Saved data entries:
***
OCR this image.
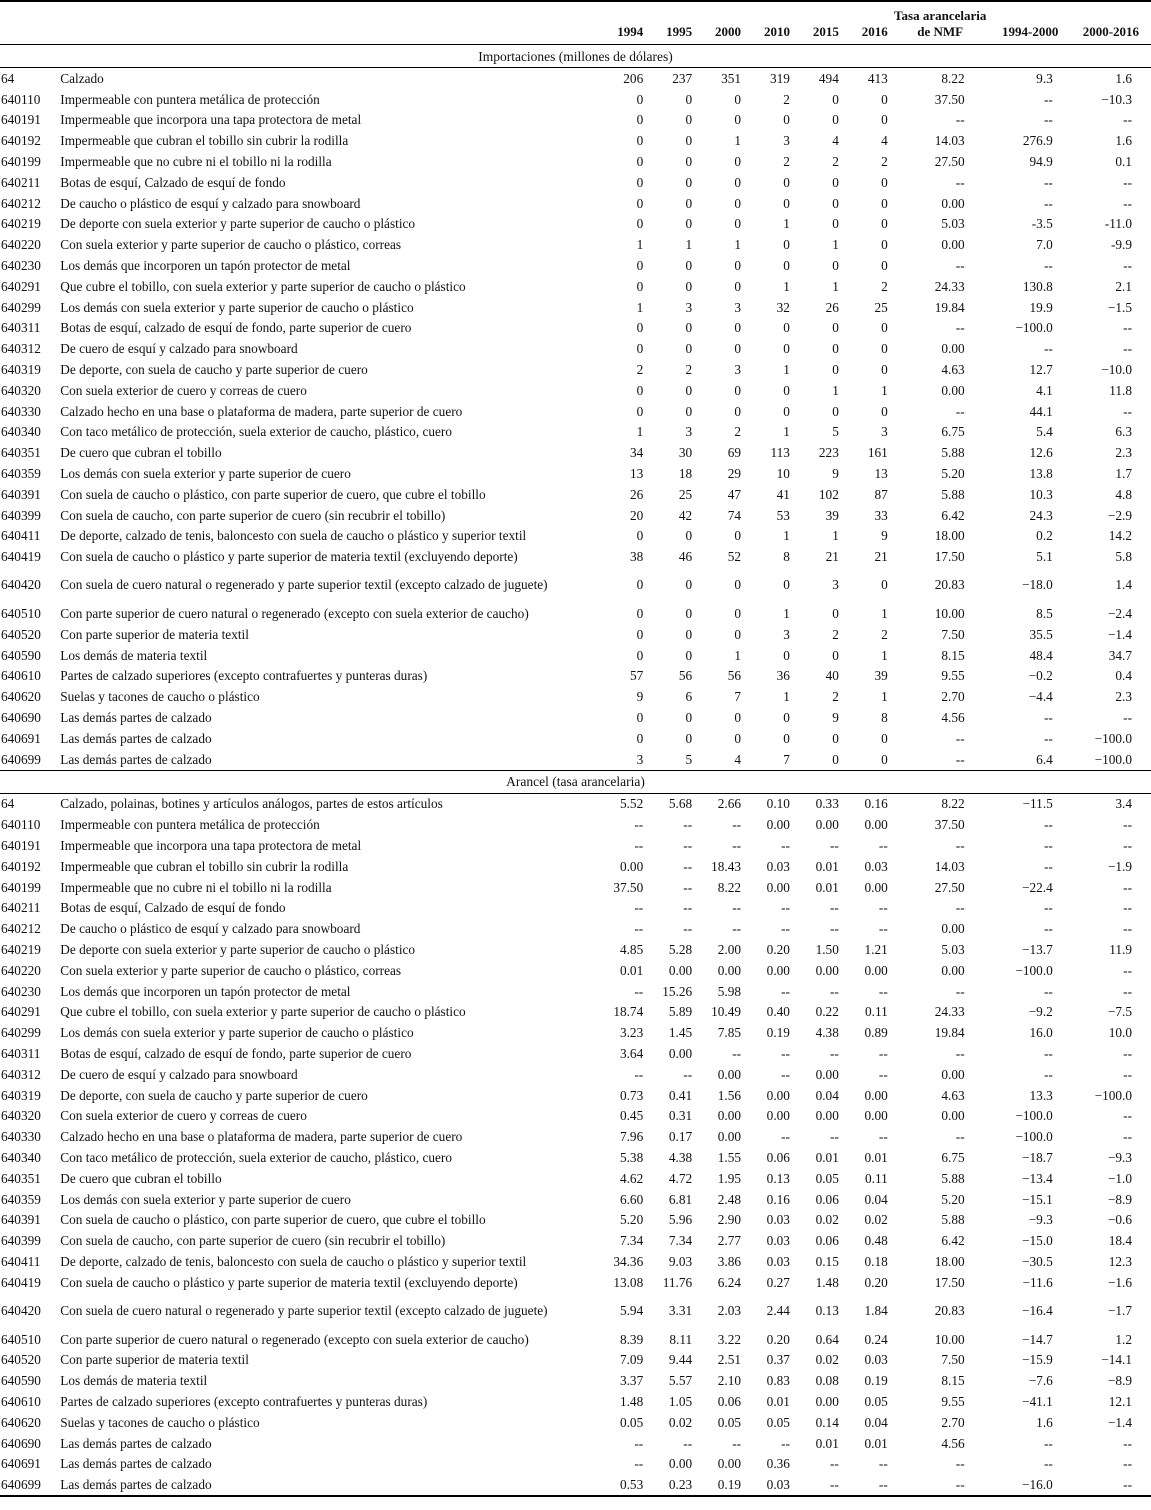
		1994	1995	2000	2010	2015	2016	Tasa arancelaria
de NMF	1994-2000	2000-2016
Importaciones (millones de dólares)										
64	Calzado	206	237	351	319	494	413	8.22	9.3	1.6
640110	Impermeable con puntera metálica de protección	0	0	0	2	0	0	37.50	--	−10.3
640191	Impermeable que incorpora una tapa protectora de metal	0	0	0	0	0	0	--	--	--
640192	Impermeable que cubran el tobillo sin cubrir la rodilla	0	0	1	3	4	4	14.03	276.9	1.6
640199	Impermeable que no cubre ni el tobillo ni la rodilla	0	0	0	2	2	2	27.50	94.9	0.1
640211	Botas de esquí, Calzado de esquí de fondo	0	0	0	0	0	0	--	--	--
640212	De caucho o plástico de esquí y calzado para snowboard	0	0	0	0	0	0	0.00	--	--
640219	De deporte con suela exterior y parte superior de caucho o plástico	0	0	0	1	0	0	5.03	-3.5	-11.0
640220	Con suela exterior y parte superior de caucho o plástico, correas	1	1	1	0	1	0	0.00	7.0	-9.9
640230	Los demás que incorporen un tapón protector de metal	0	0	0	0	0	0	--	--	--
640291	Que cubre el tobillo, con suela exterior y parte superior de caucho o plástico	0	0	0	1	1	2	24.33	130.8	2.1
640299	Los demás con suela exterior y parte superior de caucho o plástico	1	3	3	32	26	25	19.84	19.9	−1.5
640311	Botas de esquí, calzado de esquí de fondo, parte superior de cuero	0	0	0	0	0	0	--	−100.0	--
640312	De cuero de esquí y calzado para snowboard	0	0	0	0	0	0	0.00	--	--
640319	De deporte, con suela de caucho y parte superior de cuero	2	2	3	1	0	0	4.63	12.7	−10.0
640320	Con suela exterior de cuero y correas de cuero	0	0	0	0	1	1	0.00	4.1	11.8
640330	Calzado hecho en una base o plataforma de madera, parte superior de cuero	0	0	0	0	0	0	--	44.1	--
640340	Con taco metálico de protección, suela exterior de caucho, plástico, cuero	1	3	2	1	5	3	6.75	5.4	6.3
640351	De cuero que cubran el tobillo	34	30	69	113	223	161	5.88	12.6	2.3
640359	Los demás con suela exterior y parte superior de cuero	13	18	29	10	9	13	5.20	13.8	1.7
640391	Con suela de caucho o plástico, con parte superior de cuero, que cubre el tobillo	26	25	47	41	102	87	5.88	10.3	4.8
640399	Con suela de caucho, con parte superior de cuero (sin recubrir el tobillo)	20	42	74	53	39	33	6.42	24.3	−2.9
640411	De deporte, calzado de tenis, baloncesto con suela de caucho o plástico y superior textil	0	0	0	1	1	9	18.00	0.2	14.2
640419	Con suela de caucho o plástico y parte superior de materia textil (excluyendo deporte)	38	46	52	8	21	21	17.50	5.1	5.8
640420	Con suela de cuero natural o regenerado y parte superior textil (excepto calzado de juguete)	0	0	0	0	3	0	20.83	−18.0	1.4
640510	Con parte superior de cuero natural o regenerado (excepto con suela exterior de caucho)	0	0	0	1	0	1	10.00	8.5	−2.4
640520	Con parte superior de materia textil	0	0	0	3	2	2	7.50	35.5	−1.4
640590	Los demás de materia textil	0	0	1	0	0	1	8.15	48.4	34.7
640610	Partes de calzado superiores (excepto contrafuertes y punteras duras)	57	56	56	36	40	39	9.55	−0.2	0.4
640620	Suelas y tacones de caucho o plástico	9	6	7	1	2	1	2.70	−4.4	2.3
640690	Las demás partes de calzado	0	0	0	0	9	8	4.56	--	--
640691	Las demás partes de calzado	0	0	0	0	0	0	--	--	−100.0
640699	Las demás partes de calzado	3	5	4	7	0	0	--	6.4	−100.0
Arancel (tasa arancelaria)										
64	Calzado, polainas, botines y artículos análogos, partes de estos artículos	5.52	5.68	2.66	0.10	0.33	0.16	8.22	−11.5	3.4
640110	Impermeable con puntera metálica de protección	--	--	--	0.00	0.00	0.00	37.50	--	--
640191	Impermeable que incorpora una tapa protectora de metal	--	--	--	--	--	--	--	--	--
640192	Impermeable que cubran el tobillo sin cubrir la rodilla	0.00	--	18.43	0.03	0.01	0.03	14.03	--	−1.9
640199	Impermeable que no cubre ni el tobillo ni la rodilla	37.50	--	8.22	0.00	0.01	0.00	27.50	−22.4	--
640211	Botas de esquí, Calzado de esquí de fondo	--	--	--	--	--	--	--	--	--
640212	De caucho o plástico de esquí y calzado para snowboard	--	--	--	--	--	--	0.00	--	--
640219	De deporte con suela exterior y parte superior de caucho o plástico	4.85	5.28	2.00	0.20	1.50	1.21	5.03	−13.7	11.9
640220	Con suela exterior y parte superior de caucho o plástico, correas	0.01	0.00	0.00	0.00	0.00	0.00	0.00	−100.0	--
640230	Los demás que incorporen un tapón protector de metal	--	15.26	5.98	--	--	--	--	--	--
640291	Que cubre el tobillo, con suela exterior y parte superior de caucho o plástico	18.74	5.89	10.49	0.40	0.22	0.11	24.33	−9.2	−7.5
640299	Los demás con suela exterior y parte superior de caucho o plástico	3.23	1.45	7.85	0.19	4.38	0.89	19.84	16.0	10.0
640311	Botas de esquí, calzado de esquí de fondo, parte superior de cuero	3.64	0.00	--	--	--	--	--	--	--
640312	De cuero de esquí y calzado para snowboard	--	--	0.00	--	0.00	--	0.00	--	--
640319	De deporte, con suela de caucho y parte superior de cuero	0.73	0.41	1.56	0.00	0.04	0.00	4.63	13.3	−100.0
640320	Con suela exterior de cuero y correas de cuero	0.45	0.31	0.00	0.00	0.00	0.00	0.00	−100.0	--
640330	Calzado hecho en una base o plataforma de madera, parte superior de cuero	7.96	0.17	0.00	--	--	--	--	−100.0	--
640340	Con taco metálico de protección, suela exterior de caucho, plástico, cuero	5.38	4.38	1.55	0.06	0.01	0.01	6.75	−18.7	−9.3
640351	De cuero que cubran el tobillo	4.62	4.72	1.95	0.13	0.05	0.11	5.88	−13.4	−1.0
640359	Los demás con suela exterior y parte superior de cuero	6.60	6.81	2.48	0.16	0.06	0.04	5.20	−15.1	−8.9
640391	Con suela de caucho o plástico, con parte superior de cuero, que cubre el tobillo	5.20	5.96	2.90	0.03	0.02	0.02	5.88	−9.3	−0.6
640399	Con suela de caucho, con parte superior de cuero (sin recubrir el tobillo)	7.34	7.34	2.77	0.03	0.06	0.48	6.42	−15.0	18.4
640411	De deporte, calzado de tenis, baloncesto con suela de caucho o plástico y superior textil	34.36	9.03	3.86	0.03	0.15	0.18	18.00	−30.5	12.3
640419	Con suela de caucho o plástico y parte superior de materia textil (excluyendo deporte)	13.08	11.76	6.24	0.27	1.48	0.20	17.50	−11.6	−1.6
640420	Con suela de cuero natural o regenerado y parte superior textil (excepto calzado de juguete)	5.94	3.31	2.03	2.44	0.13	1.84	20.83	−16.4	−1.7
640510	Con parte superior de cuero natural o regenerado (excepto con suela exterior de caucho)	8.39	8.11	3.22	0.20	0.64	0.24	10.00	−14.7	1.2
640520	Con parte superior de materia textil	7.09	9.44	2.51	0.37	0.02	0.03	7.50	−15.9	−14.1
640590	Los demás de materia textil	3.37	5.57	2.10	0.83	0.08	0.19	8.15	−7.6	−8.9
640610	Partes de calzado superiores (excepto contrafuertes y punteras duras)	1.48	1.05	0.06	0.01	0.00	0.05	9.55	−41.1	12.1
640620	Suelas y tacones de caucho o plástico	0.05	0.02	0.05	0.05	0.14	0.04	2.70	1.6	−1.4
640690	Las demás partes de calzado	--	--	--	--	0.01	0.01	4.56	--	--
640691	Las demás partes de calzado	--	0.00	0.00	0.36	--	--	--	--	--
640699	Las demás partes de calzado	0.53	0.23	0.19	0.03	--	--	--	−16.0	--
***
### [DESCRIPTION OF THE TASK]
Every line that holds the word "incorpora" should be extracted.

### [REPLY TO THE EXERCISE]
640191	Impermeable que incorpora una tapa protectora de metal	0	0	0	0	0	0	--	--	--
640191	Impermeable que incorpora una tapa protectora de metal	--	--	--	--	--	--	--	--	--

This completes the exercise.